• **JOB**
Do not copy the pictures; transcribe all other material exactly.

Extracted data entries
══════════
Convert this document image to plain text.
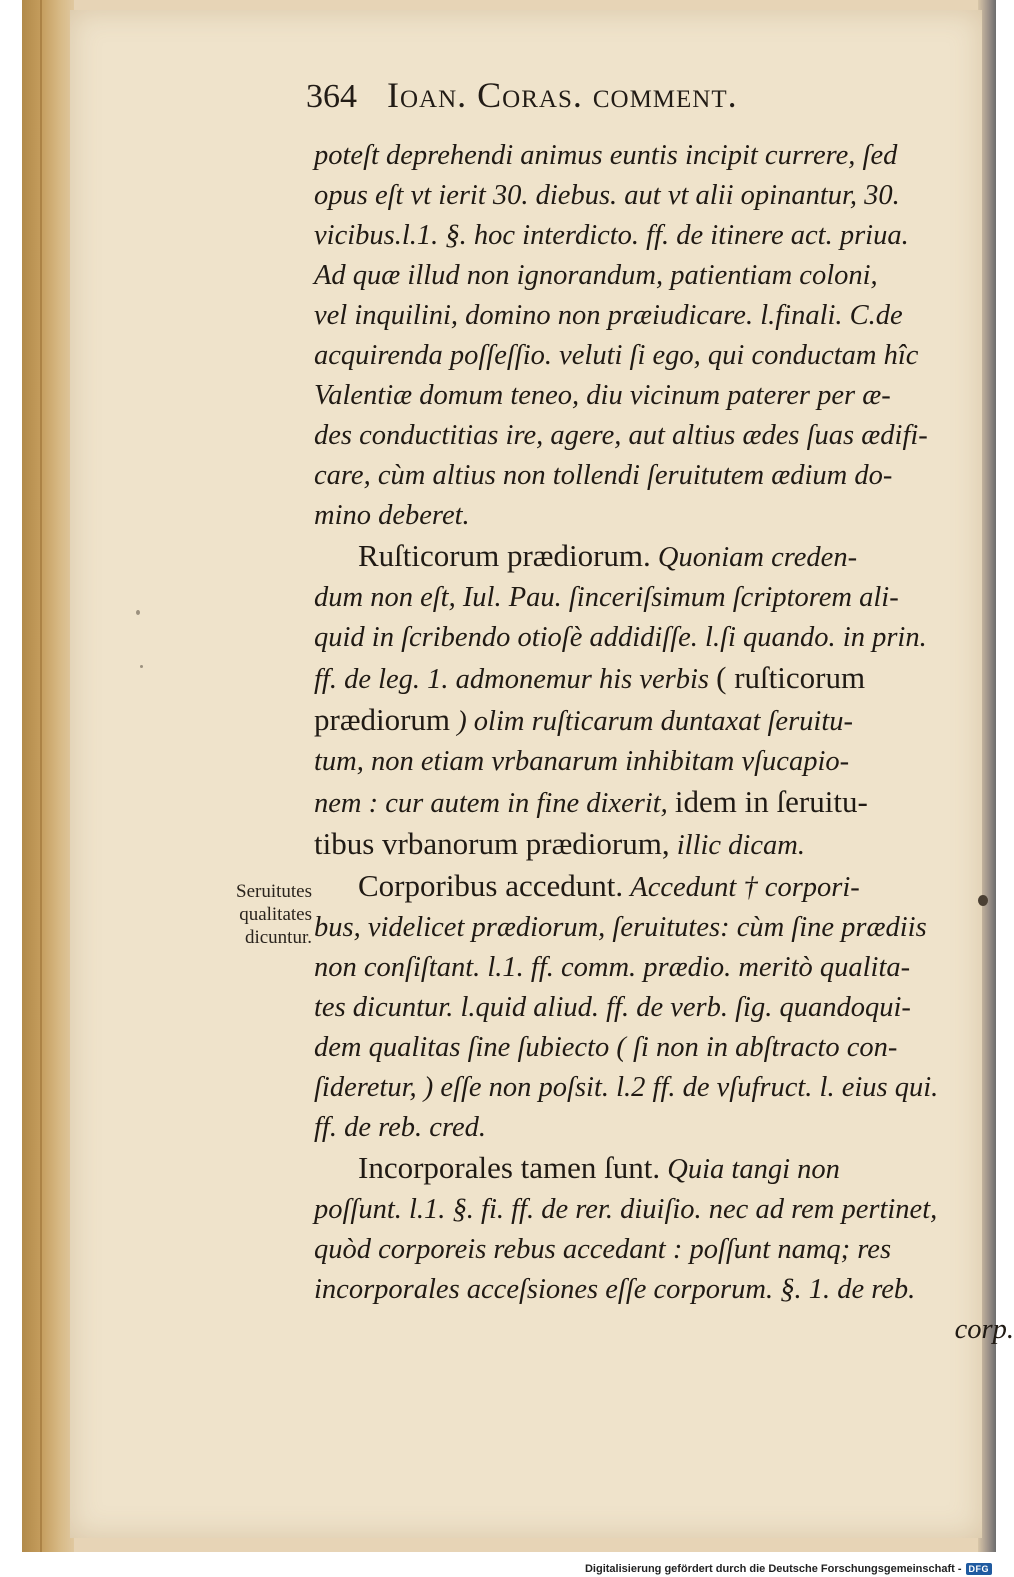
364 Ioan. Coras. comment.
Seruitutes
qualitates
dicuntur.
poteſt deprehendi animus euntis incipit currere, ſed
opus eſt vt ierit 30. diebus. aut vt alii opinantur, 30.
vicibus.l.1. §. hoc interdicto. ff. de itinere act. priua.
Ad quæ illud non ignorandum, patientiam coloni,
vel inquilini, domino non præiudicare. l.finali. C.de
acquirenda poſſeſſio. veluti ſi ego, qui conductam hîc
Valentiæ domum teneo, diu vicinum paterer per æ-
des conductitias ire, agere, aut altius ædes ſuas ædifi-
care, cùm altius non tollendi ſeruitutem ædium do-
mino deberet.
Ruſticorum prædiorum. Quoniam creden-
dum non eſt, Iul. Pau. ſinceriſsimum ſcriptorem ali-
quid in ſcribendo otioſè addidiſſe. l.ſi quando. in prin.
ff. de leg. 1. admonemur his verbis ( ruſticorum
prædiorum ) olim ruſticarum duntaxat ſeruitu-
tum, non etiam vrbanarum inhibitam vſucapio-
nem : cur autem in fine dixerit, idem in ſeruitu-
tibus vrbanorum prædiorum, illic dicam.
Corporibus accedunt. Accedunt † corpori-
bus, videlicet prædiorum, ſeruitutes: cùm ſine prædiis
non conſiſtant. l.1. ff. comm. prædio. meritò qualita-
tes dicuntur. l.quid aliud. ff. de verb. ſig. quandoqui-
dem qualitas ſine ſubiecto ( ſi non in abſtracto con-
ſideretur, ) eſſe non poſsit. l.2 ff. de vſufruct. l. eius qui.
ff. de reb. cred.
Incorporales tamen ſunt. Quia tangi non
poſſunt. l.1. §. fi. ff. de rer. diuiſio. nec ad rem pertinet,
quòd corporeis rebus accedant : poſſunt namq; res
incorporales acceſsiones eſſe corporum. §. 1. de reb.
corp.
Digitalisierung gefördert durch die Deutsche Forschungsgemeinschaft - DFG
══════════
• **FULL SOLUTION**
Convert this document image to plain text.
364 Ioan. Coras. comment.
Seruitutes
qualitates
dicuntur.
poteſt deprehendi animus euntis incipit currere, ſed
opus eſt vt ierit 30. diebus. aut vt alii opinantur, 30.
vicibus.l.1. §. hoc interdicto. ff. de itinere act. priua.
Ad quæ illud non ignorandum, patientiam coloni,
vel inquilini, domino non præiudicare. l.finali. C.de
acquirenda poſſeſſio. veluti ſi ego, qui conductam hîc
Valentiæ domum teneo, diu vicinum paterer per æ-
des conductitias ire, agere, aut altius ædes ſuas ædifi-
care, cùm altius non tollendi ſeruitutem ædium do-
mino deberet.
Ruſticorum prædiorum. Quoniam creden-
dum non eſt, Iul. Pau. ſinceriſsimum ſcriptorem ali-
quid in ſcribendo otioſè addidiſſe. l.ſi quando. in prin.
ff. de leg. 1. admonemur his verbis ( ruſticorum
prædiorum ) olim ruſticarum duntaxat ſeruitu-
tum, non etiam vrbanarum inhibitam vſucapio-
nem : cur autem in fine dixerit, idem in ſeruitu-
tibus vrbanorum prædiorum, illic dicam.
Corporibus accedunt. Accedunt † corpori-
bus, videlicet prædiorum, ſeruitutes: cùm ſine prædiis
non conſiſtant. l.1. ff. comm. prædio. meritò qualita-
tes dicuntur. l.quid aliud. ff. de verb. ſig. quandoqui-
dem qualitas ſine ſubiecto ( ſi non in abſtracto con-
ſideretur, ) eſſe non poſsit. l.2 ff. de vſufruct. l. eius qui.
ff. de reb. cred.
Incorporales tamen ſunt. Quia tangi non
poſſunt. l.1. §. fi. ff. de rer. diuiſio. nec ad rem pertinet,
quòd corporeis rebus accedant : poſſunt namq; res
incorporales acceſsiones eſſe corporum. §. 1. de reb.
corp.
Digitalisierung gefördert durch die Deutsche Forschungsgemeinschaft - DFG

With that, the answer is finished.